* [BRIEF] In the listing below, find every line that contains the word "Salpeter" with matching case, and copy each of those lines.

start

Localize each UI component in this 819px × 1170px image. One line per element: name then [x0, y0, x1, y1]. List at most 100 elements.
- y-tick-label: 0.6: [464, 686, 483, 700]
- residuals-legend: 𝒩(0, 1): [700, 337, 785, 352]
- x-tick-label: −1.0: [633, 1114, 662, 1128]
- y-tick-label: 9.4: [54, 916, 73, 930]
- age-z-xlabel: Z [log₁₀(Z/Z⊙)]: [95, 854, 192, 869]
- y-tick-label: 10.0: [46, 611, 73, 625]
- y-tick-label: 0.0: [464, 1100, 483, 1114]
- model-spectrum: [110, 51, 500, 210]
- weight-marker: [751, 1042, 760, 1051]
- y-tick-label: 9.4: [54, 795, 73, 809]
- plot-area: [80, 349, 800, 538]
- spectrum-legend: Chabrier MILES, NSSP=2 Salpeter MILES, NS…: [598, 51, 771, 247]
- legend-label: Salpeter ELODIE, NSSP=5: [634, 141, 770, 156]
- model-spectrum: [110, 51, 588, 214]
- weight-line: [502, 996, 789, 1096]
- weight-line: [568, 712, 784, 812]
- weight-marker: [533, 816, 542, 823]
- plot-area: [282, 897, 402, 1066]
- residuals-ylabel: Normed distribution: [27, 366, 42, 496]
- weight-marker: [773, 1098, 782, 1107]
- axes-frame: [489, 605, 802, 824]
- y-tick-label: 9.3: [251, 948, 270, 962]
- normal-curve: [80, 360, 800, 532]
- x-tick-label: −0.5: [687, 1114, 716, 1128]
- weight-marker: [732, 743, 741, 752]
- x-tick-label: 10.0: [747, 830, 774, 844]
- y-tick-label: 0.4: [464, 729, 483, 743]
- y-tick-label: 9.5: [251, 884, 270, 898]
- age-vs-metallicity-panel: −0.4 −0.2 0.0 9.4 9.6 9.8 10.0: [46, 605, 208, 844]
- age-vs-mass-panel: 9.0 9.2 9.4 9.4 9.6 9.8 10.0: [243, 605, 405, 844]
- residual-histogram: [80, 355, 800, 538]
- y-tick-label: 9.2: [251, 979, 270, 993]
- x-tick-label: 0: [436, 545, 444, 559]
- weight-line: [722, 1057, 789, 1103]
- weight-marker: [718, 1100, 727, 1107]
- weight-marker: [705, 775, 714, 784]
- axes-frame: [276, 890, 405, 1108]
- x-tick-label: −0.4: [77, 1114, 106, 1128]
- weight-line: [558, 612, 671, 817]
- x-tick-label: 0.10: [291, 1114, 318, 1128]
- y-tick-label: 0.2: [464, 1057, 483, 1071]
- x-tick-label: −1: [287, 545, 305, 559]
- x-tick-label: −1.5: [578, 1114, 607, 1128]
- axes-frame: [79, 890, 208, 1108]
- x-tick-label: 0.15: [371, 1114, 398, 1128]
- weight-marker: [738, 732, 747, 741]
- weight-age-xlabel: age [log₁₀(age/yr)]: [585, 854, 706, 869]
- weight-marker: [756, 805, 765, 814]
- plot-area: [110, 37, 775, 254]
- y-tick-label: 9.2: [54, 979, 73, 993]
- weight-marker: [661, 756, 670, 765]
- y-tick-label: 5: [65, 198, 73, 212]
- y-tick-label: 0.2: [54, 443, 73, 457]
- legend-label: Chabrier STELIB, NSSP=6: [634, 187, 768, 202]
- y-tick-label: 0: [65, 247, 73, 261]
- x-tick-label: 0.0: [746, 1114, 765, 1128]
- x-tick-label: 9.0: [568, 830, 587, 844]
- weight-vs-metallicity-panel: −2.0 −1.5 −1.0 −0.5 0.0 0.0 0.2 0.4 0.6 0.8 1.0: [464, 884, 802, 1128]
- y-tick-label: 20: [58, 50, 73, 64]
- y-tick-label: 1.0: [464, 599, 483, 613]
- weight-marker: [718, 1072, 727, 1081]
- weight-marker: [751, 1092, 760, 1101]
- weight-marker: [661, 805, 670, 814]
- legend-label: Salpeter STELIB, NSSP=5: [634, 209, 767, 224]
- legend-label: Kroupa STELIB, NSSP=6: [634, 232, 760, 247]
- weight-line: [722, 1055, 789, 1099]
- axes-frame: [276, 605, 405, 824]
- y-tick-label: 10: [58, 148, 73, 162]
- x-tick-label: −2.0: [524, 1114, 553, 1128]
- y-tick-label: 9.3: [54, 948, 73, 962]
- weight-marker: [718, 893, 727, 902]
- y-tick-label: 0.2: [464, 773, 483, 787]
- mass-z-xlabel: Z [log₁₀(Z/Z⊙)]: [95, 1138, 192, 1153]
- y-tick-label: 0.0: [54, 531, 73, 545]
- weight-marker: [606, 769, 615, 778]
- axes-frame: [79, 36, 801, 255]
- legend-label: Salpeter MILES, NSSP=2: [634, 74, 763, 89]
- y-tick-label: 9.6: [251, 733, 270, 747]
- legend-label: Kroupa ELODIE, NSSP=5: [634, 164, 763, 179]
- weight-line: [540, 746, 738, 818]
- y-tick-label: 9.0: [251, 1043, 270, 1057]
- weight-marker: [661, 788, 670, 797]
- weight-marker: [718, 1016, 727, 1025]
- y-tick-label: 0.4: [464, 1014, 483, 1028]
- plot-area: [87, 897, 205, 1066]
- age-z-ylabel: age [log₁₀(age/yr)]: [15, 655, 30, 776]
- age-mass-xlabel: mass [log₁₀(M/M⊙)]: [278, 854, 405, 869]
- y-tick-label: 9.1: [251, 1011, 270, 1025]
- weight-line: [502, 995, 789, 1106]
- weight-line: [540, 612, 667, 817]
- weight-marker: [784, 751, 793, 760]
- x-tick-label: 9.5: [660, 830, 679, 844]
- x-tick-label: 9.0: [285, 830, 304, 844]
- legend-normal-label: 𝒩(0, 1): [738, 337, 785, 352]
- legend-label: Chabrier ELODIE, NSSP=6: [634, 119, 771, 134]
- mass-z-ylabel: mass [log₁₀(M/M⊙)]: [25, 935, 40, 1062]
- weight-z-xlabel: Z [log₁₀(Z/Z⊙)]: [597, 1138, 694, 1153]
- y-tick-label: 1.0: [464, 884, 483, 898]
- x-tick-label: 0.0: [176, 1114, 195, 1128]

end

* [OUTPUT]
- spectrum-legend: Chabrier MILES, NSSP=2 Salpeter MILES, NS…: [598, 51, 771, 247]
- legend-label: Salpeter ELODIE, NSSP=5: [634, 141, 770, 156]
- legend-label: Salpeter STELIB, NSSP=5: [634, 209, 767, 224]
- legend-label: Salpeter MILES, NSSP=2: [634, 74, 763, 89]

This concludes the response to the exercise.